- [SUPPLIED DATA]

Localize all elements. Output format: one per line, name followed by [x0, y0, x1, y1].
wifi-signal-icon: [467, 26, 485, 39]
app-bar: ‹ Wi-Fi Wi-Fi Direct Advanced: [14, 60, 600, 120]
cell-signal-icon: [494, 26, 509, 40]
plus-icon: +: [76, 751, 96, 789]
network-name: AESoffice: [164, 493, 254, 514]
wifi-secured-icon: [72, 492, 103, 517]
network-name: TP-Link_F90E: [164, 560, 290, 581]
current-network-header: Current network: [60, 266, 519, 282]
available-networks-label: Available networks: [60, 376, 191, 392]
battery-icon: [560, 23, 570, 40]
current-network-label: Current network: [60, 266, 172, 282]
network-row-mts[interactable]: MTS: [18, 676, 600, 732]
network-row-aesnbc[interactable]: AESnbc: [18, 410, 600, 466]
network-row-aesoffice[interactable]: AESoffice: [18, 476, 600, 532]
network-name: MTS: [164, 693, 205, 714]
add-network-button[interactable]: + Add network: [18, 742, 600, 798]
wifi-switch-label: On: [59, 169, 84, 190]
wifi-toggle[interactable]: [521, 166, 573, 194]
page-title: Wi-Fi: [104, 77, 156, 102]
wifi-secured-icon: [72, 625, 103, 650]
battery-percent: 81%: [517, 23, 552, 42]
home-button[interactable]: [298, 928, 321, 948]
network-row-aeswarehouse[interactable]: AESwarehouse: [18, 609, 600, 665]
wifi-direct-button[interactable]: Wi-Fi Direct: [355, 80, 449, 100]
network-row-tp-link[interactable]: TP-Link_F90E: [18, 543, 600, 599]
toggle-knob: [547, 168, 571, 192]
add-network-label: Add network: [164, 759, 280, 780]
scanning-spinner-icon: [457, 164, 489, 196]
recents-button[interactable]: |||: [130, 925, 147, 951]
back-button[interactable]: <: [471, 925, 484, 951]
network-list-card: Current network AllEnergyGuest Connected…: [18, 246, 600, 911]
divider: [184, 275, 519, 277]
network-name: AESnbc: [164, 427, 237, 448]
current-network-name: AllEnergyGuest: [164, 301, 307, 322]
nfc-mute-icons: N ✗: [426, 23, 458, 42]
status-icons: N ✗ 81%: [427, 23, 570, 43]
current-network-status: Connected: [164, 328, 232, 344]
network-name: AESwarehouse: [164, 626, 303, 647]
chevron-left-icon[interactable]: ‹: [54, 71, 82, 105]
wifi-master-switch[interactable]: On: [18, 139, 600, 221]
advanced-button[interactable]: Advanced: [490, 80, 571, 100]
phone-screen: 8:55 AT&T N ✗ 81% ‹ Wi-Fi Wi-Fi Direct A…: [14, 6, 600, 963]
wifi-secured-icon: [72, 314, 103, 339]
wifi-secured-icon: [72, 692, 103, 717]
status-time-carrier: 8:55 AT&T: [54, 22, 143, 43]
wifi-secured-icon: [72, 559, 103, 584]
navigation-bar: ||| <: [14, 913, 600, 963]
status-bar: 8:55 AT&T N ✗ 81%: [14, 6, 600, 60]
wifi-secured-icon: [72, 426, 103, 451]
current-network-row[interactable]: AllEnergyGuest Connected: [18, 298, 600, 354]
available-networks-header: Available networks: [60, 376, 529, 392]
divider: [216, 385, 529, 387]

- [YOUR TASK] Copy out the stretch of the listing from its first line through the line that contains "page-title: Wi-Fi: [104, 77, 156, 102]", keeping every line unchanged.

- [ANSWER TO THE PROBLEM]
Localize all elements. Output format: one per line, name followed by [x0, y0, x1, y1].
wifi-signal-icon: [467, 26, 485, 39]
app-bar: ‹ Wi-Fi Wi-Fi Direct Advanced: [14, 60, 600, 120]
cell-signal-icon: [494, 26, 509, 40]
plus-icon: +: [76, 751, 96, 789]
network-name: AESoffice: [164, 493, 254, 514]
wifi-secured-icon: [72, 492, 103, 517]
network-name: TP-Link_F90E: [164, 560, 290, 581]
current-network-header: Current network: [60, 266, 519, 282]
available-networks-label: Available networks: [60, 376, 191, 392]
battery-icon: [560, 23, 570, 40]
current-network-label: Current network: [60, 266, 172, 282]
network-row-mts[interactable]: MTS: [18, 676, 600, 732]
network-row-aesnbc[interactable]: AESnbc: [18, 410, 600, 466]
network-row-aesoffice[interactable]: AESoffice: [18, 476, 600, 532]
network-name: MTS: [164, 693, 205, 714]
add-network-button[interactable]: + Add network: [18, 742, 600, 798]
wifi-switch-label: On: [59, 169, 84, 190]
wifi-toggle[interactable]: [521, 166, 573, 194]
page-title: Wi-Fi: [104, 77, 156, 102]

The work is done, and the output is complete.